(Raw records)
--- Begin ---

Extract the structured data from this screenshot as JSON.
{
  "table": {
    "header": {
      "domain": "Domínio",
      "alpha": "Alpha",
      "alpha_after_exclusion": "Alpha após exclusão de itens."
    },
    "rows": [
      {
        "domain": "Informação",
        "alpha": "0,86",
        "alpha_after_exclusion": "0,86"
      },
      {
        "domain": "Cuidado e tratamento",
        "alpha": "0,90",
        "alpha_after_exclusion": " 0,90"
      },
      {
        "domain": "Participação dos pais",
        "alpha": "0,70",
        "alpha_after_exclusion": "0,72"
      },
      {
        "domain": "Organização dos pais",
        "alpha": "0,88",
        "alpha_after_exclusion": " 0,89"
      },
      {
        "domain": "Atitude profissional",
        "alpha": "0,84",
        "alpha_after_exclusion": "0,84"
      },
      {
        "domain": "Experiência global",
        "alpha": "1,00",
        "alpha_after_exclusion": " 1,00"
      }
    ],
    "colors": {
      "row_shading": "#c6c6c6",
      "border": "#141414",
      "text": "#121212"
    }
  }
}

--- End ---
--- Begin ---

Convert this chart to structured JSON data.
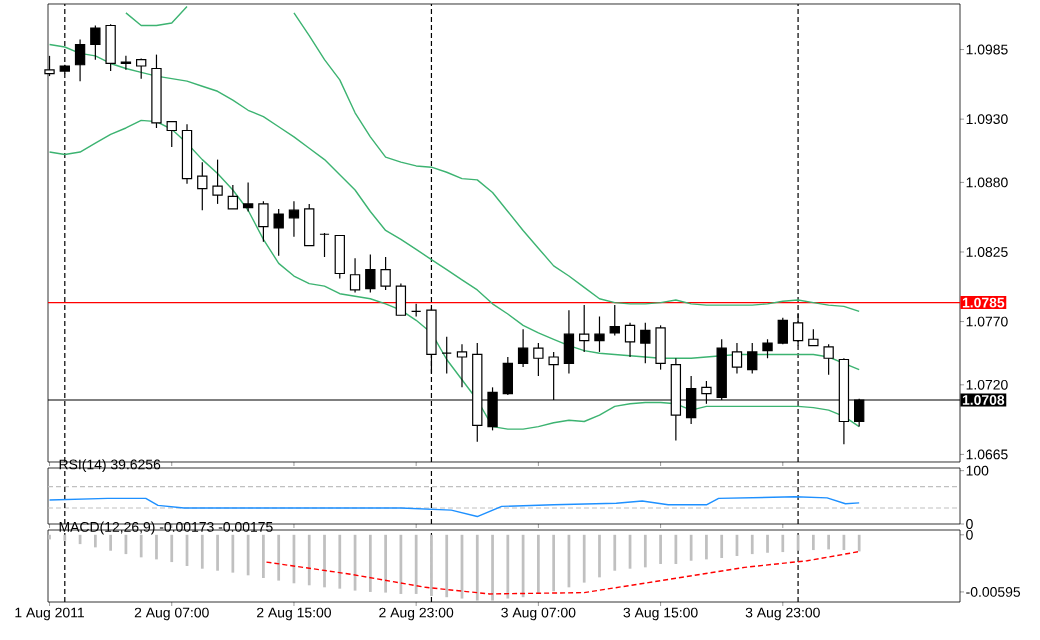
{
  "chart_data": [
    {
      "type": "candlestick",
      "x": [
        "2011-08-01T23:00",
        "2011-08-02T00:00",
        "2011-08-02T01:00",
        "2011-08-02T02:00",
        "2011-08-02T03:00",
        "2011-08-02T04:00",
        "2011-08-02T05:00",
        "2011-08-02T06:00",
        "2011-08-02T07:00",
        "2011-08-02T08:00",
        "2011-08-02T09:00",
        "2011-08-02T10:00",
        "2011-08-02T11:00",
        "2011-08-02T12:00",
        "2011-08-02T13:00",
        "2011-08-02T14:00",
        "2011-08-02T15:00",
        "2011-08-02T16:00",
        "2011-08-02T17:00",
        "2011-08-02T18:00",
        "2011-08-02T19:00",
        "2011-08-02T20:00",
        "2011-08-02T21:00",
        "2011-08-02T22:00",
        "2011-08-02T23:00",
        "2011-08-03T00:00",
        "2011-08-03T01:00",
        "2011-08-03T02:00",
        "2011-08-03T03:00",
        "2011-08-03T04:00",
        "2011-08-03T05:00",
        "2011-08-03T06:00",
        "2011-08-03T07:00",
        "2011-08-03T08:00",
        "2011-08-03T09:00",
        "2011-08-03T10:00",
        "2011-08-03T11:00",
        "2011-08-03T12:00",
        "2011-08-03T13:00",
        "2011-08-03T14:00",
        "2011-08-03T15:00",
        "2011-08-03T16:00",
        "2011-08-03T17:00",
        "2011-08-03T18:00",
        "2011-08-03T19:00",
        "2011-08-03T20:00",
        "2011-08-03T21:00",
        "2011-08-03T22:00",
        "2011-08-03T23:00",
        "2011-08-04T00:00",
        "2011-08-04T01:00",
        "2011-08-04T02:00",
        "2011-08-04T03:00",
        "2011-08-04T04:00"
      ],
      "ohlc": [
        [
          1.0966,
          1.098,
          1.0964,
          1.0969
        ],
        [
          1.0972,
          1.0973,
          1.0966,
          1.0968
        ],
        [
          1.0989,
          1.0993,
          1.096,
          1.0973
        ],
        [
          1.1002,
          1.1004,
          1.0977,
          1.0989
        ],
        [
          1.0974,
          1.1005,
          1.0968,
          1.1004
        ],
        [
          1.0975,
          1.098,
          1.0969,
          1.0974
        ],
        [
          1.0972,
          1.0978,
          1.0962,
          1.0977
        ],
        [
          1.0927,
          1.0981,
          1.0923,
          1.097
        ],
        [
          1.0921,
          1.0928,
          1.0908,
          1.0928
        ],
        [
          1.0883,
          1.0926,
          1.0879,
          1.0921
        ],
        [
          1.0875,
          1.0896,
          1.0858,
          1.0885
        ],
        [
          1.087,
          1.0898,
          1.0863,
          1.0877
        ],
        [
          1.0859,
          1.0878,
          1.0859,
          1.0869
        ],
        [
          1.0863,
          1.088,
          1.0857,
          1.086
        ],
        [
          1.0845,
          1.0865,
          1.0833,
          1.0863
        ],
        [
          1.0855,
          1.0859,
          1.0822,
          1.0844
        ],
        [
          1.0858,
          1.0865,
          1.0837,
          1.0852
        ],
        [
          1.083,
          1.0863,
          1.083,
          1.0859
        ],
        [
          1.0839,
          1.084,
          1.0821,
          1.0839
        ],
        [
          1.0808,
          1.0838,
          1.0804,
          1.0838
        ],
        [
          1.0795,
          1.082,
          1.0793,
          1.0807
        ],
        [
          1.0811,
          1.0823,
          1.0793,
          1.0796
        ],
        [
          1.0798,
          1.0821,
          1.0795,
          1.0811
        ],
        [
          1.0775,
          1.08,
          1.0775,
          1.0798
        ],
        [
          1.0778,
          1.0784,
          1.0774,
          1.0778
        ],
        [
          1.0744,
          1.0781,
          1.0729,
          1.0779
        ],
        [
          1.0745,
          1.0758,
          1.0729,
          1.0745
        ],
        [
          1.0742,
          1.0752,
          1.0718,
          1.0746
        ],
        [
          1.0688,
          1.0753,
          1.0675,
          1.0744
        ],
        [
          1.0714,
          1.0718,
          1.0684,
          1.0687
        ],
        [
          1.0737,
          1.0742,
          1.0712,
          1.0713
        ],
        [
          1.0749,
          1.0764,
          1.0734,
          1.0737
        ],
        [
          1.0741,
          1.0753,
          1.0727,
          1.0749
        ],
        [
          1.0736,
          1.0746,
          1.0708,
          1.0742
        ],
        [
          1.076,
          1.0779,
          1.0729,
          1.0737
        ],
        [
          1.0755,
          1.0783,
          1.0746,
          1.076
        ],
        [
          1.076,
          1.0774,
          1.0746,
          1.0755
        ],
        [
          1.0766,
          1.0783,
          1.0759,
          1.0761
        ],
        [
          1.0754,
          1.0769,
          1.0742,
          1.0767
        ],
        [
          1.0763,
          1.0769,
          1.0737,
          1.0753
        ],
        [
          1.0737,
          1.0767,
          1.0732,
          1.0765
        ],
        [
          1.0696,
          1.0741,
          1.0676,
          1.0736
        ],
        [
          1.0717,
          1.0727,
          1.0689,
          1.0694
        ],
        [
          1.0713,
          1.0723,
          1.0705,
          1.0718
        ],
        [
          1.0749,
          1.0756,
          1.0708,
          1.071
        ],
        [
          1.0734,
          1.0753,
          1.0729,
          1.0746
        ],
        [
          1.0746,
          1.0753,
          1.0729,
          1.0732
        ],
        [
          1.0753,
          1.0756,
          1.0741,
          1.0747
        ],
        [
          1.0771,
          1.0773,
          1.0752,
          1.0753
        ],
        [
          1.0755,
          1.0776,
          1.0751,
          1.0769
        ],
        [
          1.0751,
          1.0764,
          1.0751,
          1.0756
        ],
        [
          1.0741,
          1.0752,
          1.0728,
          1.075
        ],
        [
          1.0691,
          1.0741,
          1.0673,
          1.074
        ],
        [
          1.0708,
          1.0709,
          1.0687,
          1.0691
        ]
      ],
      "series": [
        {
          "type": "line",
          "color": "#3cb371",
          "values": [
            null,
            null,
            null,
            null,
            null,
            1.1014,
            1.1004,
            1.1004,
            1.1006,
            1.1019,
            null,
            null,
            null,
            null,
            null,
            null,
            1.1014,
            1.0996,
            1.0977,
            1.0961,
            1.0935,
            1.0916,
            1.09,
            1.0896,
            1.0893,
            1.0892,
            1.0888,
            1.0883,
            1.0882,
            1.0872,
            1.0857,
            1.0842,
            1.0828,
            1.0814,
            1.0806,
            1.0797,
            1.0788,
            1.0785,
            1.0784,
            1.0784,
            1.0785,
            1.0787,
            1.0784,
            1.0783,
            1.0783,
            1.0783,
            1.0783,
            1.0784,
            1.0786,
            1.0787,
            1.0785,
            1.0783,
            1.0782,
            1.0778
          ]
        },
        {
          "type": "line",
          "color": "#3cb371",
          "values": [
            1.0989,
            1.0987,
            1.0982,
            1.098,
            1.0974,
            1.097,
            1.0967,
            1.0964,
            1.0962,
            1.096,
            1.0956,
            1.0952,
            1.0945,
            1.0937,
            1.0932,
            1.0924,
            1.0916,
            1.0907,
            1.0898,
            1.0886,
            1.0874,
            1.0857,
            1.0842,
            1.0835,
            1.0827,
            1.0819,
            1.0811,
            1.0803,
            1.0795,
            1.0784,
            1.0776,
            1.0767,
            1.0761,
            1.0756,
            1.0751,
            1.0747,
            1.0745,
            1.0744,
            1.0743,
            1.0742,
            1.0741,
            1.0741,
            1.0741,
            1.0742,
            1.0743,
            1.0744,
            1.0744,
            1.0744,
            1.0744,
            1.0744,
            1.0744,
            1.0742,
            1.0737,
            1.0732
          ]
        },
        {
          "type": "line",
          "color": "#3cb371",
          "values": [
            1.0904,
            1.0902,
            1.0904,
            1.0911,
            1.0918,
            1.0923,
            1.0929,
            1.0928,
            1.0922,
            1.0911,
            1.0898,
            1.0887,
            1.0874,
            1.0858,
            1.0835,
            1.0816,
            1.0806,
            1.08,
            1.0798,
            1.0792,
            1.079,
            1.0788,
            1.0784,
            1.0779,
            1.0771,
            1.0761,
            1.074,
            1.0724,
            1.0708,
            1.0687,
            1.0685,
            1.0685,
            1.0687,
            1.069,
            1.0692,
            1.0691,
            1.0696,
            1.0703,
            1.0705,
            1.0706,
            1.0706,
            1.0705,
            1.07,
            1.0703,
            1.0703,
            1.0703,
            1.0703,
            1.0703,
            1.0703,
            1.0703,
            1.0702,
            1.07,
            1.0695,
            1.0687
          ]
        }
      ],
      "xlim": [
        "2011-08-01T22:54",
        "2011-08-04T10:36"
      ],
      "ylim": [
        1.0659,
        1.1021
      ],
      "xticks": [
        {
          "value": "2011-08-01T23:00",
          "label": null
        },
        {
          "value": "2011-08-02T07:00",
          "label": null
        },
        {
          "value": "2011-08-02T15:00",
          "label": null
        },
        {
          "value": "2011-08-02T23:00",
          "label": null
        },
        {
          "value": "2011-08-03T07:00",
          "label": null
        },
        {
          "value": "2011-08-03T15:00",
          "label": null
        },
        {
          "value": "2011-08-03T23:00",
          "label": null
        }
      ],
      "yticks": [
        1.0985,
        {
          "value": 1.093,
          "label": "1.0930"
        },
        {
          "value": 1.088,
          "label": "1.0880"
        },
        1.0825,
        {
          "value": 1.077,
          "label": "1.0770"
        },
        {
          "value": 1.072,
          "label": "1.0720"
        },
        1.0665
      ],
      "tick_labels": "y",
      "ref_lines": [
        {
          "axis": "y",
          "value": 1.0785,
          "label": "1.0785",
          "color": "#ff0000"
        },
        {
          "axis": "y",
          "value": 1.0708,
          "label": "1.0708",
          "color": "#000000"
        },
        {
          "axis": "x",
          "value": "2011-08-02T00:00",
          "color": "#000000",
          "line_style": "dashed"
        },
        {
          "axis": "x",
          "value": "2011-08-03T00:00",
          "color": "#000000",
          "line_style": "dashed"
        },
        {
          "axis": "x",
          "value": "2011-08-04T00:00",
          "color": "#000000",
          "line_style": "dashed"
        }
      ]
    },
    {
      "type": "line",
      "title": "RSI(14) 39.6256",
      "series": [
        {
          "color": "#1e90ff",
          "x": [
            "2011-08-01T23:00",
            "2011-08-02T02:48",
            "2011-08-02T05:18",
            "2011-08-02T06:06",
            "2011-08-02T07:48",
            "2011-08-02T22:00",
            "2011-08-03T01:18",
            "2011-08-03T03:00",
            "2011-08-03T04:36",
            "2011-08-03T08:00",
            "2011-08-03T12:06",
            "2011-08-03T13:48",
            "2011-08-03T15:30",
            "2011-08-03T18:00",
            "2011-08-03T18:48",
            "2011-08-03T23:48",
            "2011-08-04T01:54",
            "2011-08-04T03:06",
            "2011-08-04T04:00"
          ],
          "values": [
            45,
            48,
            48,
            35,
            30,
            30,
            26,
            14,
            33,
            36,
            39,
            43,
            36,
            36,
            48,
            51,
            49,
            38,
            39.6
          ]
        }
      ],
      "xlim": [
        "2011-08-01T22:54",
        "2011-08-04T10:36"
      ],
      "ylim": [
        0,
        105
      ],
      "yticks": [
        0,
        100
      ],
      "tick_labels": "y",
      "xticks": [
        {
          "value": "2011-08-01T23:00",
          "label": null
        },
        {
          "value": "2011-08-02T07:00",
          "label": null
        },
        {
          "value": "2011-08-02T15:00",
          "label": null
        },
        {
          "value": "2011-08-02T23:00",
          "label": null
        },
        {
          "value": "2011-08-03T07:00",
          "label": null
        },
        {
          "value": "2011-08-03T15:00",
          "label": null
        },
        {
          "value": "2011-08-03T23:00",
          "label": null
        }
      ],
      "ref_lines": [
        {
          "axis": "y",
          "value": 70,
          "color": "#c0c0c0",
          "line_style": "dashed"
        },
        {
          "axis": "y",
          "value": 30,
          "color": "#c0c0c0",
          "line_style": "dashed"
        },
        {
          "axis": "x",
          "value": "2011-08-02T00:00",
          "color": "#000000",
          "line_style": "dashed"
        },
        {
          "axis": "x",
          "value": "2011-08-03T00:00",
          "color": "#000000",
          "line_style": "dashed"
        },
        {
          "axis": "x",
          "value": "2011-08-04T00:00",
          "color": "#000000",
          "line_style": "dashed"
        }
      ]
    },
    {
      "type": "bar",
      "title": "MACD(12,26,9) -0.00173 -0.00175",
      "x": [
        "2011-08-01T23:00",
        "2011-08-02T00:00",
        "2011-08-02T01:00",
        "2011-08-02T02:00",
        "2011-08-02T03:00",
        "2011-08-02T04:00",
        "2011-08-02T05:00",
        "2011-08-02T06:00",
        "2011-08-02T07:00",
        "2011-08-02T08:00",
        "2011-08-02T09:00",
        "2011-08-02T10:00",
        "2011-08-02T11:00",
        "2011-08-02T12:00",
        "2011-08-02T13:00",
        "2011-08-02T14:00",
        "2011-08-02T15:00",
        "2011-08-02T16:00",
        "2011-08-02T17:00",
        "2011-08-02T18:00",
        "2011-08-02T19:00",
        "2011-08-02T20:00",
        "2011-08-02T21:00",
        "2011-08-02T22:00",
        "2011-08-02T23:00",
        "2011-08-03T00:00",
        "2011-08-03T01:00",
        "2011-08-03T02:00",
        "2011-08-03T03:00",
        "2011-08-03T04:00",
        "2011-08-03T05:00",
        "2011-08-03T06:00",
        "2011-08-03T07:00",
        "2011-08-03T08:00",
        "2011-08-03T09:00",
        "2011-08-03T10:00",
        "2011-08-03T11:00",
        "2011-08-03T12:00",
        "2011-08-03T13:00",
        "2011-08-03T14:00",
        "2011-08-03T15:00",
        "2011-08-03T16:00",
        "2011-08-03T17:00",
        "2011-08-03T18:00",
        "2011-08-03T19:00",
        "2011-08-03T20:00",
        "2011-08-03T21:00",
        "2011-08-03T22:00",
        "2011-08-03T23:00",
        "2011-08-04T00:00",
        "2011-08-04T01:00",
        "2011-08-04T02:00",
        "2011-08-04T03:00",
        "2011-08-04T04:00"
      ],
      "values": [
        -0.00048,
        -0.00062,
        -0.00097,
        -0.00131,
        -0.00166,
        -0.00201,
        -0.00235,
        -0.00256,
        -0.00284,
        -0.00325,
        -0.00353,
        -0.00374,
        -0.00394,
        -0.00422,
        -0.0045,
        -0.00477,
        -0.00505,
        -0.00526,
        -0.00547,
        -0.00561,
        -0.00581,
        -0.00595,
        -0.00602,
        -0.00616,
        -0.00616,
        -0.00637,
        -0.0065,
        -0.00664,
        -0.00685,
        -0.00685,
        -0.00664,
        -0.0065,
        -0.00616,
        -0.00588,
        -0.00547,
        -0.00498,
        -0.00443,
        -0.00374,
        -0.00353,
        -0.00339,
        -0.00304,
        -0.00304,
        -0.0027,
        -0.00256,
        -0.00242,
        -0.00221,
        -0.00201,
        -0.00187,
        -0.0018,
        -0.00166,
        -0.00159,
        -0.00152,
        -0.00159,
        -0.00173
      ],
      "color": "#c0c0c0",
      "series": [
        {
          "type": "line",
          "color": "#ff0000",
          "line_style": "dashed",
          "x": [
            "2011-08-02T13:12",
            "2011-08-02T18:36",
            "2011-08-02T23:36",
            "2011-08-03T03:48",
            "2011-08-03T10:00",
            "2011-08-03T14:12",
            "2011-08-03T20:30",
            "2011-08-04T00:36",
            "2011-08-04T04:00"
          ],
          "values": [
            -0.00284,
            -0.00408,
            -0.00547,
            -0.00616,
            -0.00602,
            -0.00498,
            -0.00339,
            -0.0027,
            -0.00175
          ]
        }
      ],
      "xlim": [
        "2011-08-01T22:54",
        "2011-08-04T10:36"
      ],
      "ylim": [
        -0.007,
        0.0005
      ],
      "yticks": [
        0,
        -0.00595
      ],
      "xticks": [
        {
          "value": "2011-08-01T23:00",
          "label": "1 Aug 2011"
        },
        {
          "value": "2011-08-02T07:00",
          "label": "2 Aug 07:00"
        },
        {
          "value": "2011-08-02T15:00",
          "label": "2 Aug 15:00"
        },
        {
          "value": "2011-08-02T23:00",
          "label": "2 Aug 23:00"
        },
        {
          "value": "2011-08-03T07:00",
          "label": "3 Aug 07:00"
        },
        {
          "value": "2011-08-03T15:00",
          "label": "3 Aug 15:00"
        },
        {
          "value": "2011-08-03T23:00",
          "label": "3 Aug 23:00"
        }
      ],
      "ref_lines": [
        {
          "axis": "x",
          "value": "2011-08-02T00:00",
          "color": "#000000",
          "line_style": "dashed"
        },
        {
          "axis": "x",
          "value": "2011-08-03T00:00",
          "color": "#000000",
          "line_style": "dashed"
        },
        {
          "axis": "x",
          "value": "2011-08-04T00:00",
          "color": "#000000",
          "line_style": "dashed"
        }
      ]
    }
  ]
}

--- End ---

Instructions for the task
In the listing, find all lines with the string "structured" and copy them.

Right answer
Extract the structured data from this screenshot as JSON.
Convert this chart to structured JSON data.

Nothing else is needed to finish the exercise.